Directions for this task:
Print all of the data exactly as written.

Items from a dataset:
————————

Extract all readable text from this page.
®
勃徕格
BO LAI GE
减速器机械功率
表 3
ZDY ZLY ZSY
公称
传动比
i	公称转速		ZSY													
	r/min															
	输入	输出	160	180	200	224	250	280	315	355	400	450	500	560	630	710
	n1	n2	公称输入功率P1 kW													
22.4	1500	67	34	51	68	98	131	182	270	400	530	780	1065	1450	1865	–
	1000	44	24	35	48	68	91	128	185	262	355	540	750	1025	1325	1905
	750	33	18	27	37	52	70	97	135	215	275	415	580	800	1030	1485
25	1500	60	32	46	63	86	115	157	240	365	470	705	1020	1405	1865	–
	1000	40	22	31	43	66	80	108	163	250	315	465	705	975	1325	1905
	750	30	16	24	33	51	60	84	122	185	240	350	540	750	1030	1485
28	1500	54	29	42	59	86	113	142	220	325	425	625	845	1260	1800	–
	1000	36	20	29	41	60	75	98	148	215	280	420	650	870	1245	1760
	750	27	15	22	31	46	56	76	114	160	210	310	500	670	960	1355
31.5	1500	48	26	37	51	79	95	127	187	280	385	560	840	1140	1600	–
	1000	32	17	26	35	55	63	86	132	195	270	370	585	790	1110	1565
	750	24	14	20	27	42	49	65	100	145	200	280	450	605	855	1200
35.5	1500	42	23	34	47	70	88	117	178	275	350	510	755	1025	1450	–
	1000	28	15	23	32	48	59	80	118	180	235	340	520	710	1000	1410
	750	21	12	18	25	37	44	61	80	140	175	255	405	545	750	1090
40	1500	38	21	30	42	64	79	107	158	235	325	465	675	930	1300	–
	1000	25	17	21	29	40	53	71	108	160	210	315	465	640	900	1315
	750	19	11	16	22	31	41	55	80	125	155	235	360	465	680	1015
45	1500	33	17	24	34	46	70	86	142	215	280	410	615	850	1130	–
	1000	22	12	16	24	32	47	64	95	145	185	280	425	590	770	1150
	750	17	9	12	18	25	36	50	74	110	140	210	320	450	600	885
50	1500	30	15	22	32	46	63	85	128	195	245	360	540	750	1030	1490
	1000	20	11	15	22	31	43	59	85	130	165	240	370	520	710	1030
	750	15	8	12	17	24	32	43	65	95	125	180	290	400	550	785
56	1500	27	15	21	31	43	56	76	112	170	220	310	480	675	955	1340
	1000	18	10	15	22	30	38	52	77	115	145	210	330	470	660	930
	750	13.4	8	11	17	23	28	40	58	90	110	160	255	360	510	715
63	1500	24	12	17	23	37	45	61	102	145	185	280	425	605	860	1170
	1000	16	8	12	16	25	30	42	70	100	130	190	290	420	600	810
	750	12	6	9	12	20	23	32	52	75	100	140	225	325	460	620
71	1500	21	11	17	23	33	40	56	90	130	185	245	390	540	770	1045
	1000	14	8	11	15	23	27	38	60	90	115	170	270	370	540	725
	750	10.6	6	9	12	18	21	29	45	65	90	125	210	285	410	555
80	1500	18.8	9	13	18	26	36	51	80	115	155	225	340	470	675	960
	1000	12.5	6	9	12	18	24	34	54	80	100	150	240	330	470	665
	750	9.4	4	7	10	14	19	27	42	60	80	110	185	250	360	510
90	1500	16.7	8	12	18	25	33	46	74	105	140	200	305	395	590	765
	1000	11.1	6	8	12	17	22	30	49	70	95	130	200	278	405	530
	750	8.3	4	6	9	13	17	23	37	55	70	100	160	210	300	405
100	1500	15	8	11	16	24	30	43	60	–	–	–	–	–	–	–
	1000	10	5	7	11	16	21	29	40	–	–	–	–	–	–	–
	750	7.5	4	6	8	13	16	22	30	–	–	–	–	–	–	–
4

————————

Answer to the exercise:
Extract all readable text from this page.
®
勃徕格
BO LAI GE
减速器机械功率
表 3
ZDY ZLY ZSY
公称
传动比
i	公称转速		ZSY													
	r/min															
	输入	输出	160	180	200	224	250	280	315	355	400	450	500	560	630	710
	n1	n2	公称输入功率P1 kW													
22.4	1500	67	34	51	68	98	131	182	270	400	530	780	1065	1450	1865	–
	1000	44	24	35	48	68	91	128	185	262	355	540	750	1025	1325	1905
	750	33	18	27	37	52	70	97	135	215	275	415	580	800	1030	1485
25	1500	60	32	46	63	86	115	157	240	365	470	705	1020	1405	1865	–
	1000	40	22	31	43	66	80	108	163	250	315	465	705	975	1325	1905
	750	30	16	24	33	51	60	84	122	185	240	350	540	750	1030	1485
28	1500	54	29	42	59	86	113	142	220	325	425	625	845	1260	1800	–
	1000	36	20	29	41	60	75	98	148	215	280	420	650	870	1245	1760
	750	27	15	22	31	46	56	76	114	160	210	310	500	670	960	1355
31.5	1500	48	26	37	51	79	95	127	187	280	385	560	840	1140	1600	–
	1000	32	17	26	35	55	63	86	132	195	270	370	585	790	1110	1565
	750	24	14	20	27	42	49	65	100	145	200	280	450	605	855	1200
35.5	1500	42	23	34	47	70	88	117	178	275	350	510	755	1025	1450	–
	1000	28	15	23	32	48	59	80	118	180	235	340	520	710	1000	1410
	750	21	12	18	25	37	44	61	80	140	175	255	405	545	750	1090
40	1500	38	21	30	42	64	79	107	158	235	325	465	675	930	1300	–
	1000	25	17	21	29	40	53	71	108	160	210	315	465	640	900	1315
	750	19	11	16	22	31	41	55	80	125	155	235	360	465	680	1015
45	1500	33	17	24	34	46	70	86	142	215	280	410	615	850	1130	–
	1000	22	12	16	24	32	47	64	95	145	185	280	425	590	770	1150
	750	17	9	12	18	25	36	50	74	110	140	210	320	450	600	885
50	1500	30	15	22	32	46	63	85	128	195	245	360	540	750	1030	1490
	1000	20	11	15	22	31	43	59	85	130	165	240	370	520	710	1030
	750	15	8	12	17	24	32	43	65	95	125	180	290	400	550	785
56	1500	27	15	21	31	43	56	76	112	170	220	310	480	675	955	1340
	1000	18	10	15	22	30	38	52	77	115	145	210	330	470	660	930
	750	13.4	8	11	17	23	28	40	58	90	110	160	255	360	510	715
63	1500	24	12	17	23	37	45	61	102	145	185	280	425	605	860	1170
	1000	16	8	12	16	25	30	42	70	100	130	190	290	420	600	810
	750	12	6	9	12	20	23	32	52	75	100	140	225	325	460	620
71	1500	21	11	17	23	33	40	56	90	130	185	245	390	540	770	1045
	1000	14	8	11	15	23	27	38	60	90	115	170	270	370	540	725
	750	10.6	6	9	12	18	21	29	45	65	90	125	210	285	410	555
80	1500	18.8	9	13	18	26	36	51	80	115	155	225	340	470	675	960
	1000	12.5	6	9	12	18	24	34	54	80	100	150	240	330	470	665
	750	9.4	4	7	10	14	19	27	42	60	80	110	185	250	360	510
90	1500	16.7	8	12	18	25	33	46	74	105	140	200	305	395	590	765
	1000	11.1	6	8	12	17	22	30	49	70	95	130	200	278	405	530
	750	8.3	4	6	9	13	17	23	37	55	70	100	160	210	300	405
100	1500	15	8	11	16	24	30	43	60	–	–	–	–	–	–	–
	1000	10	5	7	11	16	21	29	40	–	–	–	–	–	–	–
	750	7.5	4	6	8	13	16	22	30	–	–	–	–	–	–	–
4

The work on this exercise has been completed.